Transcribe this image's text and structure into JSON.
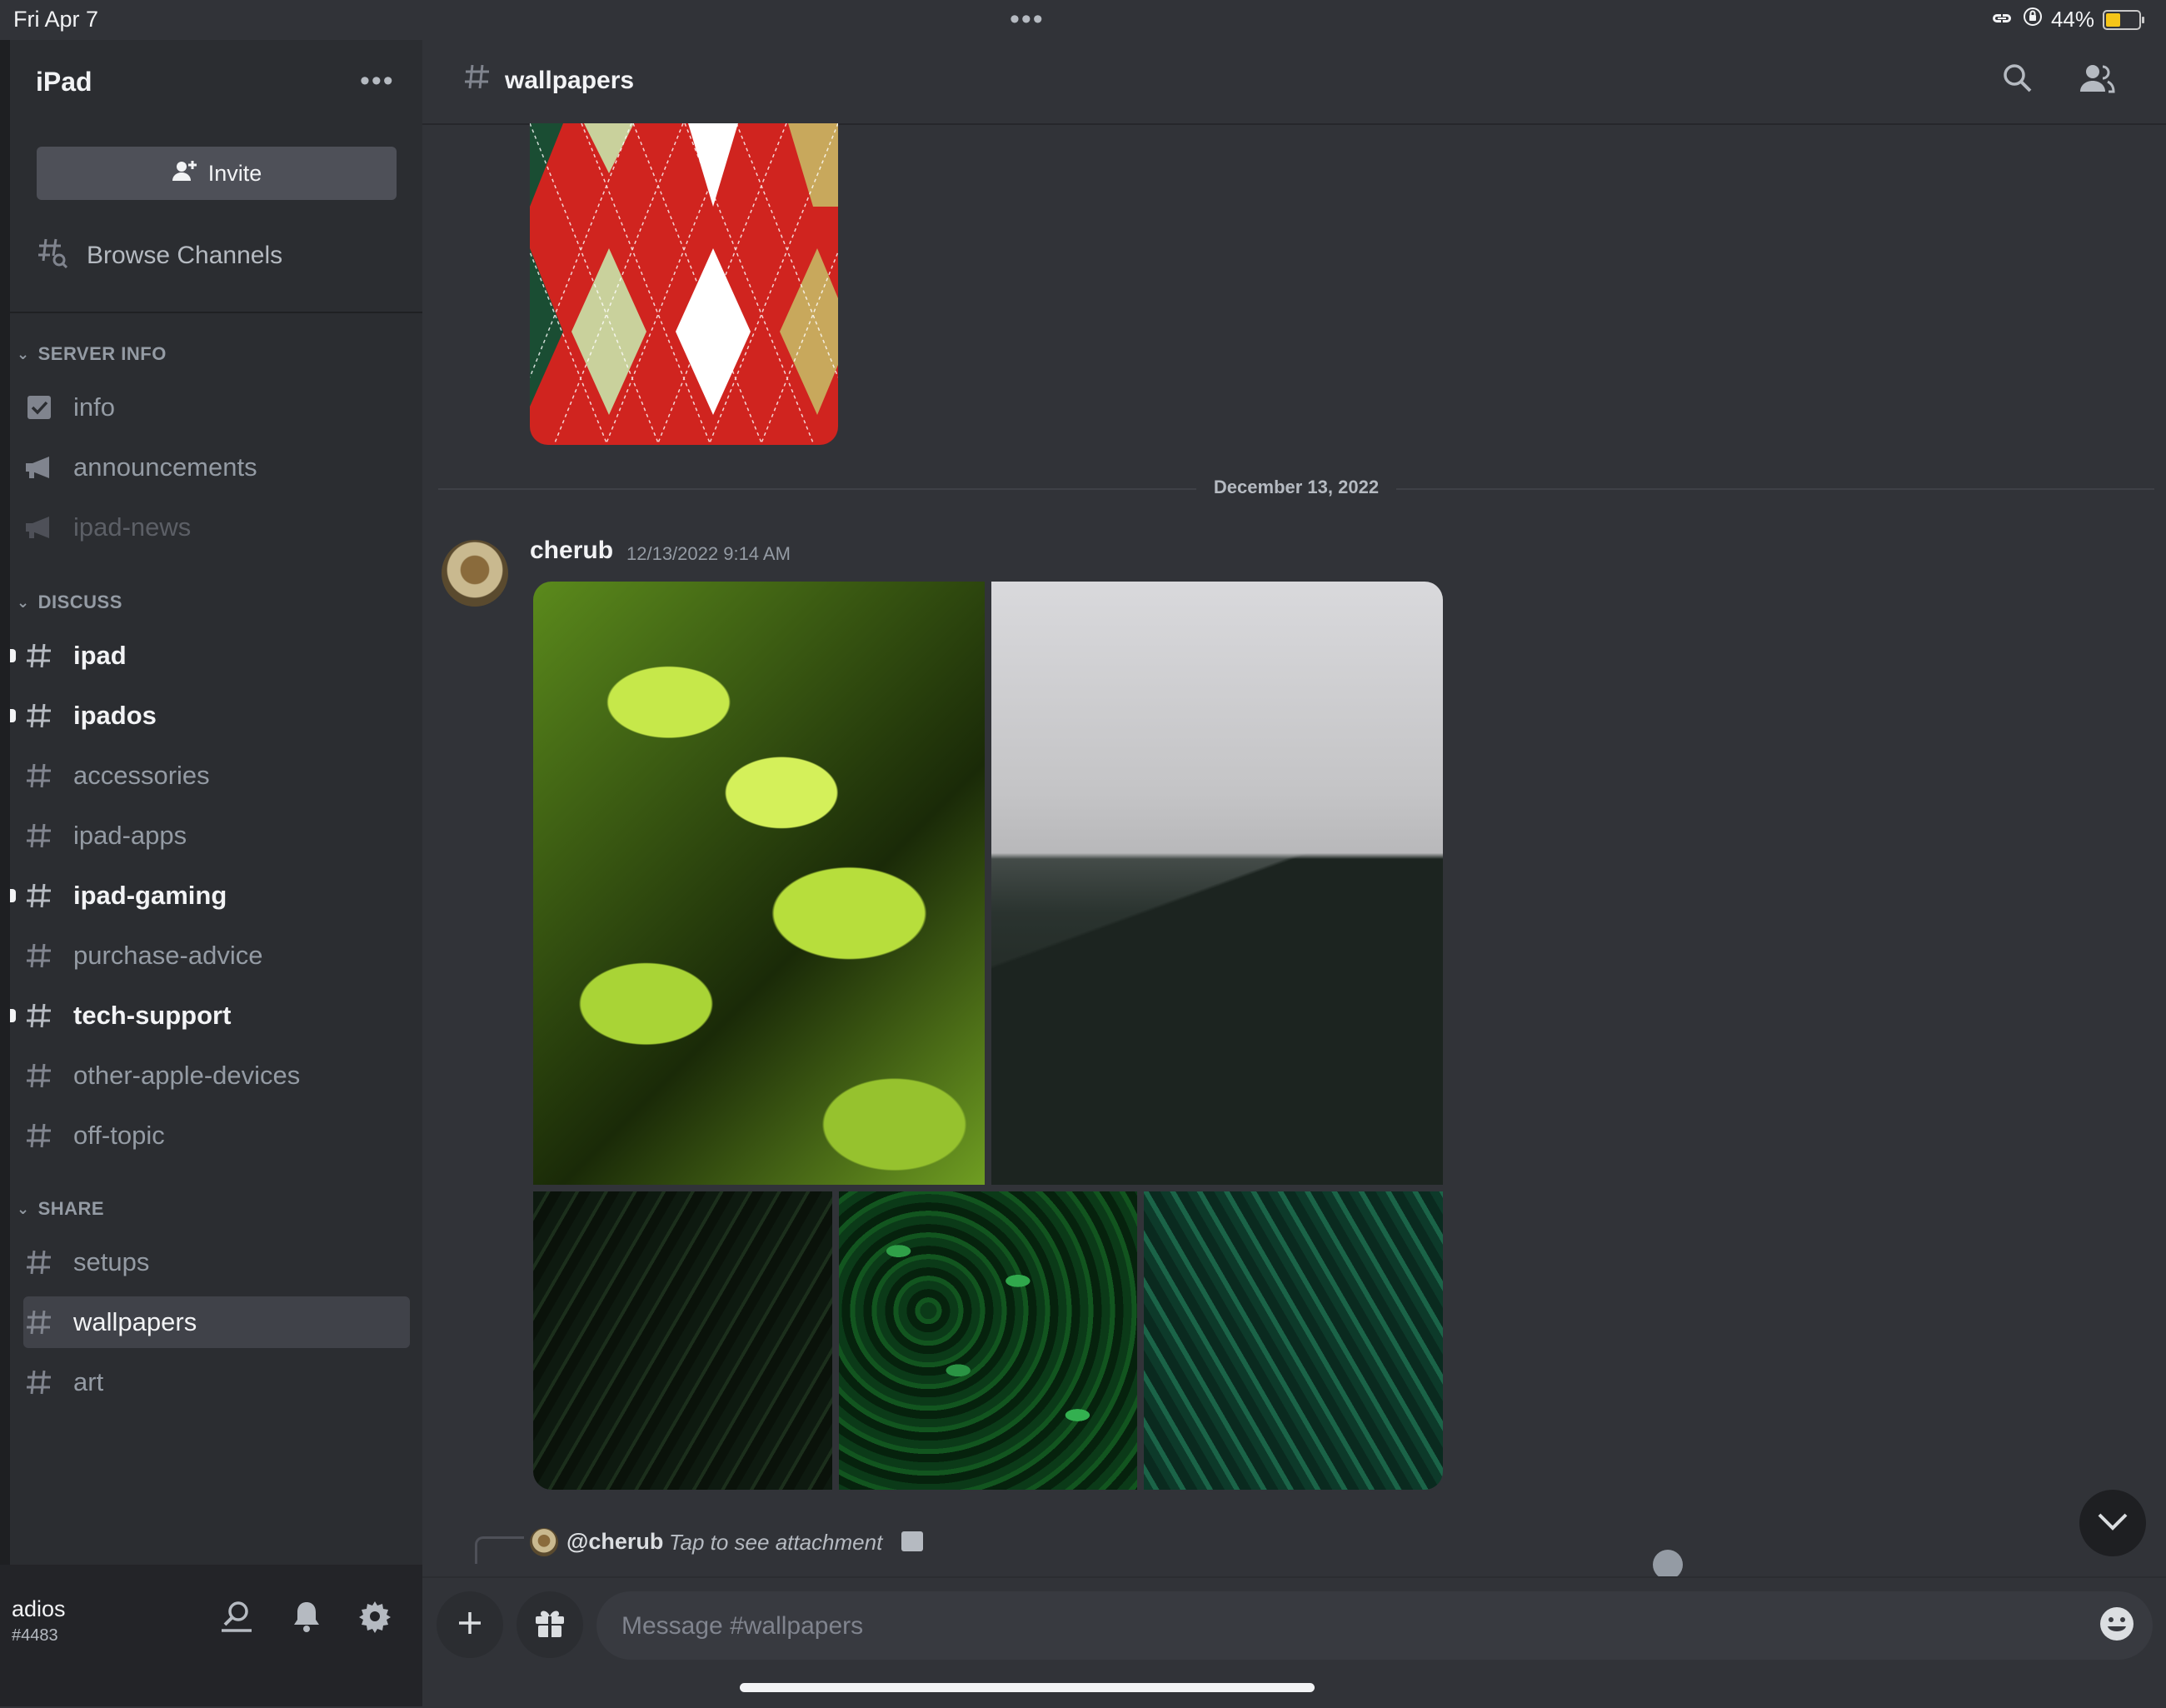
{
  "status_bar": {
    "date": "Fri Apr 7",
    "battery": "44%",
    "battery_level": 0.44
  },
  "server": {
    "name": "iPad",
    "invite_label": "Invite",
    "browse_label": "Browse Channels"
  },
  "categories": [
    {
      "name": "SERVER INFO",
      "channels": [
        {
          "name": "info",
          "icon": "rules-icon",
          "state": "normal"
        },
        {
          "name": "announcements",
          "icon": "megaphone-icon",
          "state": "normal"
        },
        {
          "name": "ipad-news",
          "icon": "megaphone-icon",
          "state": "muted"
        }
      ]
    },
    {
      "name": "DISCUSS",
      "channels": [
        {
          "name": "ipad",
          "icon": "hash-icon",
          "state": "unread"
        },
        {
          "name": "ipados",
          "icon": "hash-icon",
          "state": "unread"
        },
        {
          "name": "accessories",
          "icon": "hash-icon",
          "state": "normal"
        },
        {
          "name": "ipad-apps",
          "icon": "hash-icon",
          "state": "normal"
        },
        {
          "name": "ipad-gaming",
          "icon": "hash-icon",
          "state": "unread"
        },
        {
          "name": "purchase-advice",
          "icon": "hash-icon",
          "state": "normal"
        },
        {
          "name": "tech-support",
          "icon": "hash-icon",
          "state": "unread"
        },
        {
          "name": "other-apple-devices",
          "icon": "hash-icon",
          "state": "normal"
        },
        {
          "name": "off-topic",
          "icon": "hash-icon",
          "state": "normal"
        }
      ]
    },
    {
      "name": "SHARE",
      "channels": [
        {
          "name": "setups",
          "icon": "hash-icon",
          "state": "normal"
        },
        {
          "name": "wallpapers",
          "icon": "hash-icon",
          "state": "active"
        },
        {
          "name": "art",
          "icon": "hash-icon",
          "state": "normal"
        }
      ]
    }
  ],
  "user": {
    "name": "adios",
    "tag": "#4483"
  },
  "header": {
    "channel": "wallpapers"
  },
  "messages": {
    "date_divider": "December 13, 2022",
    "author": "cherub",
    "timestamp": "12/13/2022 9:14 AM",
    "reply_mention": "@cherub",
    "reply_hint": "Tap to see attachment"
  },
  "composer": {
    "placeholder": "Message #wallpapers"
  },
  "colors": {
    "background": "#313338",
    "sidebar": "#2b2d31",
    "active_channel": "#404249"
  }
}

■ Short exercise ■
Copy every entry word for word, but omit the pictures.

■ Result ■
Transcribe this image's text and structure into JSON.
{
  "status_bar": {
    "date": "Fri Apr 7",
    "battery": "44%",
    "battery_level": 0.44
  },
  "server": {
    "name": "iPad",
    "invite_label": "Invite",
    "browse_label": "Browse Channels"
  },
  "categories": [
    {
      "name": "SERVER INFO",
      "channels": [
        {
          "name": "info",
          "icon": "rules-icon",
          "state": "normal"
        },
        {
          "name": "announcements",
          "icon": "megaphone-icon",
          "state": "normal"
        },
        {
          "name": "ipad-news",
          "icon": "megaphone-icon",
          "state": "muted"
        }
      ]
    },
    {
      "name": "DISCUSS",
      "channels": [
        {
          "name": "ipad",
          "icon": "hash-icon",
          "state": "unread"
        },
        {
          "name": "ipados",
          "icon": "hash-icon",
          "state": "unread"
        },
        {
          "name": "accessories",
          "icon": "hash-icon",
          "state": "normal"
        },
        {
          "name": "ipad-apps",
          "icon": "hash-icon",
          "state": "normal"
        },
        {
          "name": "ipad-gaming",
          "icon": "hash-icon",
          "state": "unread"
        },
        {
          "name": "purchase-advice",
          "icon": "hash-icon",
          "state": "normal"
        },
        {
          "name": "tech-support",
          "icon": "hash-icon",
          "state": "unread"
        },
        {
          "name": "other-apple-devices",
          "icon": "hash-icon",
          "state": "normal"
        },
        {
          "name": "off-topic",
          "icon": "hash-icon",
          "state": "normal"
        }
      ]
    },
    {
      "name": "SHARE",
      "channels": [
        {
          "name": "setups",
          "icon": "hash-icon",
          "state": "normal"
        },
        {
          "name": "wallpapers",
          "icon": "hash-icon",
          "state": "active"
        },
        {
          "name": "art",
          "icon": "hash-icon",
          "state": "normal"
        }
      ]
    }
  ],
  "user": {
    "name": "adios",
    "tag": "#4483"
  },
  "header": {
    "channel": "wallpapers"
  },
  "messages": {
    "date_divider": "December 13, 2022",
    "author": "cherub",
    "timestamp": "12/13/2022 9:14 AM",
    "reply_mention": "@cherub",
    "reply_hint": "Tap to see attachment"
  },
  "composer": {
    "placeholder": "Message #wallpapers"
  },
  "colors": {
    "background": "#313338",
    "sidebar": "#2b2d31",
    "active_channel": "#404249"
  }
}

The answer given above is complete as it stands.